**Work to be completed**
Retype every entry in its entirety, without alteration.
^^^^^^^^
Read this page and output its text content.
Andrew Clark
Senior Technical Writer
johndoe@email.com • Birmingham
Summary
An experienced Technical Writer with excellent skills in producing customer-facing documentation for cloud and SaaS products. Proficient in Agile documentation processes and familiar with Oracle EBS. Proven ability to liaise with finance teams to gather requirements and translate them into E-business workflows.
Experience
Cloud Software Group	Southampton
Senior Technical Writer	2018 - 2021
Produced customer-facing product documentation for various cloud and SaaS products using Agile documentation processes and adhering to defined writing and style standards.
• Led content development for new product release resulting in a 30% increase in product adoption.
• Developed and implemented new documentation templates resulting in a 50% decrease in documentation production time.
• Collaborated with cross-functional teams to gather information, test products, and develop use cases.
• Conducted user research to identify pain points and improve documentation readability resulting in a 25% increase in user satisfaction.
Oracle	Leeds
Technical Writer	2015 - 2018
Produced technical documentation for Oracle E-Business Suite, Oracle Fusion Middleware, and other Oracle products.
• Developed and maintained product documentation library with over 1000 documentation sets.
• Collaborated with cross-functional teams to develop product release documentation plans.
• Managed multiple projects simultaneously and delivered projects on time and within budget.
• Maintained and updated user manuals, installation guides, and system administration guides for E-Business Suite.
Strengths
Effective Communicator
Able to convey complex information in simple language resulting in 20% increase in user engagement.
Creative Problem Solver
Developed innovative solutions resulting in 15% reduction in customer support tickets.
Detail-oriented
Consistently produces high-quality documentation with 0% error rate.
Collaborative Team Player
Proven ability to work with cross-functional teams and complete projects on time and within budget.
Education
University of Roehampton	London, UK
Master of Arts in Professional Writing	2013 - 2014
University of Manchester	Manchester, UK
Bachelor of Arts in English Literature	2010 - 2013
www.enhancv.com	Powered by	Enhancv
^^^^^^^^
**Answer to this exercise**
Read this page and output its text content.
Andrew Clark
Senior Technical Writer
johndoe@email.com • Birmingham
Summary
An experienced Technical Writer with excellent skills in producing customer-facing documentation for cloud and SaaS products. Proficient in Agile documentation processes and familiar with Oracle EBS. Proven ability to liaise with finance teams to gather requirements and translate them into E-business workflows.
Experience
Cloud Software Group	Southampton
Senior Technical Writer	2018 - 2021
Produced customer-facing product documentation for various cloud and SaaS products using Agile documentation processes and adhering to defined writing and style standards.
• Led content development for new product release resulting in a 30% increase in product adoption.
• Developed and implemented new documentation templates resulting in a 50% decrease in documentation production time.
• Collaborated with cross-functional teams to gather information, test products, and develop use cases.
• Conducted user research to identify pain points and improve documentation readability resulting in a 25% increase in user satisfaction.
Oracle	Leeds
Technical Writer	2015 - 2018
Produced technical documentation for Oracle E-Business Suite, Oracle Fusion Middleware, and other Oracle products.
• Developed and maintained product documentation library with over 1000 documentation sets.
• Collaborated with cross-functional teams to develop product release documentation plans.
• Managed multiple projects simultaneously and delivered projects on time and within budget.
• Maintained and updated user manuals, installation guides, and system administration guides for E-Business Suite.
Strengths
Effective Communicator
Able to convey complex information in simple language resulting in 20% increase in user engagement.
Creative Problem Solver
Developed innovative solutions resulting in 15% reduction in customer support tickets.
Detail-oriented
Consistently produces high-quality documentation with 0% error rate.
Collaborative Team Player
Proven ability to work with cross-functional teams and complete projects on time and within budget.
Education
University of Roehampton	London, UK
Master of Arts in Professional Writing	2013 - 2014
University of Manchester	Manchester, UK
Bachelor of Arts in English Literature	2010 - 2013
www.enhancv.com	Powered by	Enhancv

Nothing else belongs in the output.